# start of STORED DATA
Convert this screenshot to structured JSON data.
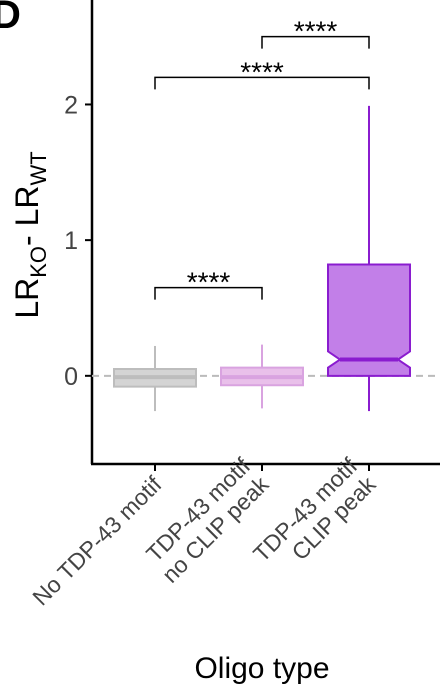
{
  "chart_data": {
    "type": "box",
    "panel_label": "D",
    "ylabel": [
      "LR",
      "KO",
      "- LR",
      "WT"
    ],
    "xlabel": "Oligo type",
    "categories": [
      [
        "No TDP-43 motif"
      ],
      [
        "TDP-43 motif",
        "no CLIP peak"
      ],
      [
        "TDP-43 motif",
        "CLIP peak"
      ]
    ],
    "boxes": [
      {
        "min": -0.26,
        "q1": -0.08,
        "median": -0.01,
        "q3": 0.05,
        "max": 0.22,
        "fill": "#d4d4d4",
        "color": "#bdbdbd"
      },
      {
        "min": -0.24,
        "q1": -0.07,
        "median": -0.01,
        "q3": 0.06,
        "max": 0.23,
        "fill": "#e9c0ea",
        "color": "#d9a3e0"
      },
      {
        "min": -0.26,
        "q1": 0.0,
        "median": 0.12,
        "q3": 0.82,
        "max": 1.99,
        "notch": [
          0.06,
          0.18
        ],
        "fill": "#c27fe8",
        "color": "#8a1ccf"
      }
    ],
    "reference_line": 0,
    "annotations": [
      {
        "text": "****",
        "from": 0,
        "to": 1,
        "y": 0.65
      },
      {
        "text": "****",
        "from": 0,
        "to": 2,
        "y": 2.2
      },
      {
        "text": "****",
        "from": 1,
        "to": 2,
        "y": 2.5
      }
    ],
    "ylim": [
      -0.65,
      2.77
    ],
    "yticks": [
      0,
      1,
      2
    ]
  }
}
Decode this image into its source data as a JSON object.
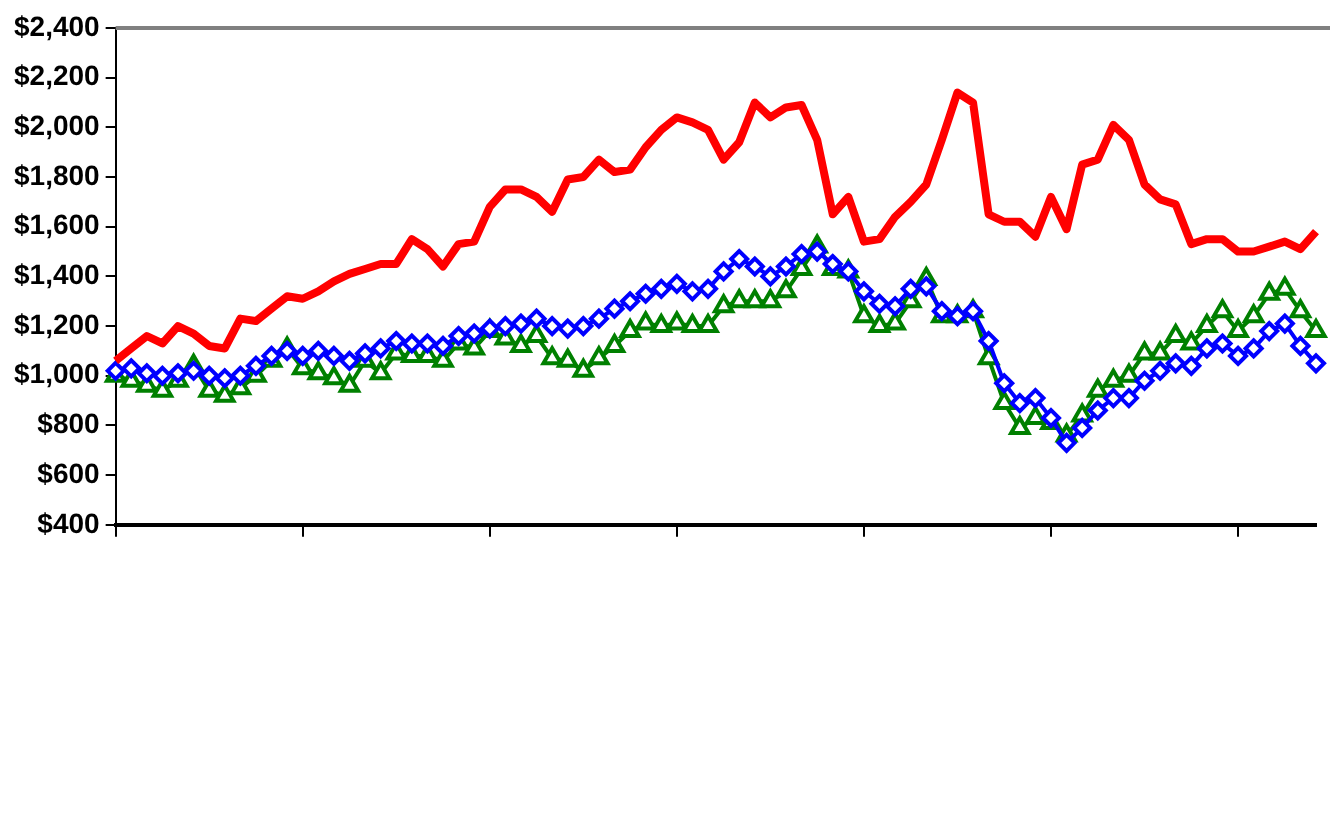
{
  "chart_data": {
    "type": "line",
    "categories": [
      null,
      null,
      null,
      null,
      null,
      null,
      null,
      null,
      null,
      null,
      null,
      null,
      null,
      null,
      null,
      null,
      null,
      null,
      null,
      null,
      null,
      null,
      null,
      null,
      null,
      null,
      null,
      null,
      null,
      null,
      null,
      null,
      null,
      null,
      null,
      null,
      null,
      null,
      null,
      null,
      null,
      null,
      null,
      null,
      null,
      null,
      null,
      null,
      null,
      null,
      null,
      null,
      null,
      null,
      null,
      null,
      null,
      null,
      null,
      null,
      null,
      null,
      null,
      null,
      null,
      null,
      null,
      null,
      null,
      null,
      null,
      null,
      null,
      null,
      null,
      null,
      null,
      null
    ],
    "ylim": [
      400,
      2400
    ],
    "yticks": [
      {
        "value": 400,
        "label": "$400"
      },
      {
        "value": 600,
        "label": "$600"
      },
      {
        "value": 800,
        "label": "$800"
      },
      {
        "value": 1000,
        "label": "$1,000"
      },
      {
        "value": 1200,
        "label": "$1,200"
      },
      {
        "value": 1400,
        "label": "$1,400"
      },
      {
        "value": 1600,
        "label": "$1,600"
      },
      {
        "value": 1800,
        "label": "$1,800"
      },
      {
        "value": 2000,
        "label": "$2,000"
      },
      {
        "value": 2200,
        "label": "$2,200"
      },
      {
        "value": 2400,
        "label": "$2,400"
      }
    ],
    "grid": false,
    "legend": false,
    "line_style": "solid",
    "series": [
      {
        "color": "#ff0000",
        "marker": "none",
        "values": [
          1060,
          1110,
          1160,
          1130,
          1200,
          1170,
          1120,
          1110,
          1230,
          1220,
          1270,
          1320,
          1310,
          1340,
          1380,
          1410,
          1430,
          1450,
          1450,
          1550,
          1510,
          1440,
          1530,
          1540,
          1680,
          1750,
          1750,
          1720,
          1660,
          1790,
          1800,
          1870,
          1820,
          1830,
          1920,
          1990,
          2040,
          2020,
          1990,
          1870,
          1940,
          2100,
          2040,
          2080,
          2090,
          1950,
          1650,
          1720,
          1540,
          1550,
          1640,
          1700,
          1770,
          1950,
          2140,
          2100,
          1650,
          1620,
          1620,
          1560,
          1720,
          1590,
          1850,
          1870,
          2010,
          1950,
          1770,
          1710,
          1690,
          1530,
          1550,
          1550,
          1500,
          1500,
          1520,
          1540,
          1510,
          1580
        ]
      },
      {
        "color": "#0000ff",
        "marker": "diamond",
        "values": [
          1020,
          1030,
          1010,
          1000,
          1010,
          1020,
          1000,
          990,
          1000,
          1040,
          1080,
          1100,
          1080,
          1100,
          1080,
          1060,
          1090,
          1110,
          1140,
          1130,
          1130,
          1120,
          1160,
          1170,
          1190,
          1200,
          1210,
          1230,
          1200,
          1190,
          1200,
          1230,
          1270,
          1300,
          1330,
          1350,
          1370,
          1340,
          1350,
          1420,
          1470,
          1440,
          1400,
          1440,
          1490,
          1500,
          1450,
          1420,
          1340,
          1290,
          1280,
          1350,
          1360,
          1260,
          1240,
          1260,
          1140,
          970,
          890,
          910,
          830,
          730,
          790,
          860,
          910,
          910,
          980,
          1020,
          1050,
          1040,
          1110,
          1130,
          1080,
          1110,
          1180,
          1210,
          1120,
          1050
        ]
      },
      {
        "color": "#008000",
        "marker": "triangle",
        "values": [
          1000,
          980,
          960,
          940,
          980,
          1040,
          940,
          920,
          950,
          1000,
          1060,
          1110,
          1030,
          1010,
          990,
          960,
          1060,
          1010,
          1090,
          1080,
          1080,
          1060,
          1130,
          1110,
          1180,
          1150,
          1120,
          1160,
          1070,
          1060,
          1020,
          1070,
          1120,
          1180,
          1210,
          1200,
          1210,
          1200,
          1200,
          1280,
          1300,
          1300,
          1300,
          1340,
          1430,
          1520,
          1430,
          1420,
          1240,
          1200,
          1210,
          1300,
          1390,
          1240,
          1240,
          1260,
          1070,
          890,
          790,
          830,
          810,
          760,
          840,
          940,
          980,
          1000,
          1090,
          1090,
          1160,
          1130,
          1200,
          1260,
          1180,
          1240,
          1330,
          1350,
          1260,
          1180
        ]
      }
    ]
  }
}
# end of STORED DATA
* REQUEST
In the material above, find each line that contains the word "fill", and select it.

* FULL OUTPUT
        "fill": "#d4d4d4",
        "fill": "#e9c0ea",
        "fill": "#c27fe8",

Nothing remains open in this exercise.